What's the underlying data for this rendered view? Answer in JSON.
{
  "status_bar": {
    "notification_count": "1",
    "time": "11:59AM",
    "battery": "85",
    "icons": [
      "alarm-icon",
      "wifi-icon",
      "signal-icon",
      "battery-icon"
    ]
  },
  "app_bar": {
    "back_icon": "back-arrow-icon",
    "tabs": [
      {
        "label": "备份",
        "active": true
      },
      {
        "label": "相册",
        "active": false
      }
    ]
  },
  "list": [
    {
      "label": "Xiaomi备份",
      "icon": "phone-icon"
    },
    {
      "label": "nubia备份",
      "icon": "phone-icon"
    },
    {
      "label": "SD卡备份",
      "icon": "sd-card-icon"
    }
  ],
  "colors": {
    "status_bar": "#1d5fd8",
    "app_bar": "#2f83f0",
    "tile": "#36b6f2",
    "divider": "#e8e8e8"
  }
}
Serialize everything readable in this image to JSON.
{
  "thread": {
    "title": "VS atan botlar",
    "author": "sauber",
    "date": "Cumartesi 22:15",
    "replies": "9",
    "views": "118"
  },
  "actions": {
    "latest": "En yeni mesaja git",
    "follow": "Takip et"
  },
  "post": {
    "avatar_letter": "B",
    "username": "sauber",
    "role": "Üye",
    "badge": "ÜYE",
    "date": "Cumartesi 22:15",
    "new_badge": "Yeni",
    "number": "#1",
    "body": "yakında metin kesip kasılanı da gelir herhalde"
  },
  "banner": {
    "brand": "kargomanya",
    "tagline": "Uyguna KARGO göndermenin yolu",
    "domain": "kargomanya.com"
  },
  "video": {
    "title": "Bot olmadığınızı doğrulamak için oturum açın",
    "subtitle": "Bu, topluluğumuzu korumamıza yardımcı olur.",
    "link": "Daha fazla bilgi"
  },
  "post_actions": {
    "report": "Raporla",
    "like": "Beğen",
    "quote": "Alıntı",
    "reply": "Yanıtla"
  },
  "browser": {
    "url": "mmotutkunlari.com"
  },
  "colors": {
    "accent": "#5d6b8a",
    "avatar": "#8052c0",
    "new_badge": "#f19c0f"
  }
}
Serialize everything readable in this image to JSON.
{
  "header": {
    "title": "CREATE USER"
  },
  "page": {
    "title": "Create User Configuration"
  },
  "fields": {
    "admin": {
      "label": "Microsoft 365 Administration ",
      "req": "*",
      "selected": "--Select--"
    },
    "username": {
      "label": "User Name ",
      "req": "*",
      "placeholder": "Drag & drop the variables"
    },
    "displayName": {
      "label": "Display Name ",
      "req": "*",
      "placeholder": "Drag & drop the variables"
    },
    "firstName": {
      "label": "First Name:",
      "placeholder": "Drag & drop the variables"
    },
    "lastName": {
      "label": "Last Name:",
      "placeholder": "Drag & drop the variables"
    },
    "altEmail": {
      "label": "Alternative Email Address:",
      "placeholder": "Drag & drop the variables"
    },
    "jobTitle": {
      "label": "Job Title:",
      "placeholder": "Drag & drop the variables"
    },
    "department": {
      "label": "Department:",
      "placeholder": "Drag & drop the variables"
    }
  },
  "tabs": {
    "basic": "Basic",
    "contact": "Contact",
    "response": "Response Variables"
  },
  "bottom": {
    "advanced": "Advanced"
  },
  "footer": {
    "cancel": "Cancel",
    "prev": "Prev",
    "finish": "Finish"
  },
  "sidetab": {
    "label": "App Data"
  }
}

• WHAT TO DO
Exactly as written, please output every entry.

• TASK ANSWER
What's the underlying data for this rendered view? Answer in JSON.
{
  "status_bar": {
    "notification_count": "1",
    "time": "11:59AM",
    "battery": "85",
    "icons": [
      "alarm-icon",
      "wifi-icon",
      "signal-icon",
      "battery-icon"
    ]
  },
  "app_bar": {
    "back_icon": "back-arrow-icon",
    "tabs": [
      {
        "label": "备份",
        "active": true
      },
      {
        "label": "相册",
        "active": false
      }
    ]
  },
  "list": [
    {
      "label": "Xiaomi备份",
      "icon": "phone-icon"
    },
    {
      "label": "nubia备份",
      "icon": "phone-icon"
    },
    {
      "label": "SD卡备份",
      "icon": "sd-card-icon"
    }
  ],
  "colors": {
    "status_bar": "#1d5fd8",
    "app_bar": "#2f83f0",
    "tile": "#36b6f2",
    "divider": "#e8e8e8"
  }
}
Serialize everything readable in this image to JSON.
{
  "thread": {
    "title": "VS atan botlar",
    "author": "sauber",
    "date": "Cumartesi 22:15",
    "replies": "9",
    "views": "118"
  },
  "actions": {
    "latest": "En yeni mesaja git",
    "follow": "Takip et"
  },
  "post": {
    "avatar_letter": "B",
    "username": "sauber",
    "role": "Üye",
    "badge": "ÜYE",
    "date": "Cumartesi 22:15",
    "new_badge": "Yeni",
    "number": "#1",
    "body": "yakında metin kesip kasılanı da gelir herhalde"
  },
  "banner": {
    "brand": "kargomanya",
    "tagline": "Uyguna KARGO göndermenin yolu",
    "domain": "kargomanya.com"
  },
  "video": {
    "title": "Bot olmadığınızı doğrulamak için oturum açın",
    "subtitle": "Bu, topluluğumuzu korumamıza yardımcı olur.",
    "link": "Daha fazla bilgi"
  },
  "post_actions": {
    "report": "Raporla",
    "like": "Beğen",
    "quote": "Alıntı",
    "reply": "Yanıtla"
  },
  "browser": {
    "url": "mmotutkunlari.com"
  },
  "colors": {
    "accent": "#5d6b8a",
    "avatar": "#8052c0",
    "new_badge": "#f19c0f"
  }
}
Serialize everything readable in this image to JSON.
{
  "header": {
    "title": "CREATE USER"
  },
  "page": {
    "title": "Create User Configuration"
  },
  "fields": {
    "admin": {
      "label": "Microsoft 365 Administration ",
      "req": "*",
      "selected": "--Select--"
    },
    "username": {
      "label": "User Name ",
      "req": "*",
      "placeholder": "Drag & drop the variables"
    },
    "displayName": {
      "label": "Display Name ",
      "req": "*",
      "placeholder": "Drag & drop the variables"
    },
    "firstName": {
      "label": "First Name:",
      "placeholder": "Drag & drop the variables"
    },
    "lastName": {
      "label": "Last Name:",
      "placeholder": "Drag & drop the variables"
    },
    "altEmail": {
      "label": "Alternative Email Address:",
      "placeholder": "Drag & drop the variables"
    },
    "jobTitle": {
      "label": "Job Title:",
      "placeholder": "Drag & drop the variables"
    },
    "department": {
      "label": "Department:",
      "placeholder": "Drag & drop the variables"
    }
  },
  "tabs": {
    "basic": "Basic",
    "contact": "Contact",
    "response": "Response Variables"
  },
  "bottom": {
    "advanced": "Advanced"
  },
  "footer": {
    "cancel": "Cancel",
    "prev": "Prev",
    "finish": "Finish"
  },
  "sidetab": {
    "label": "App Data"
  }
}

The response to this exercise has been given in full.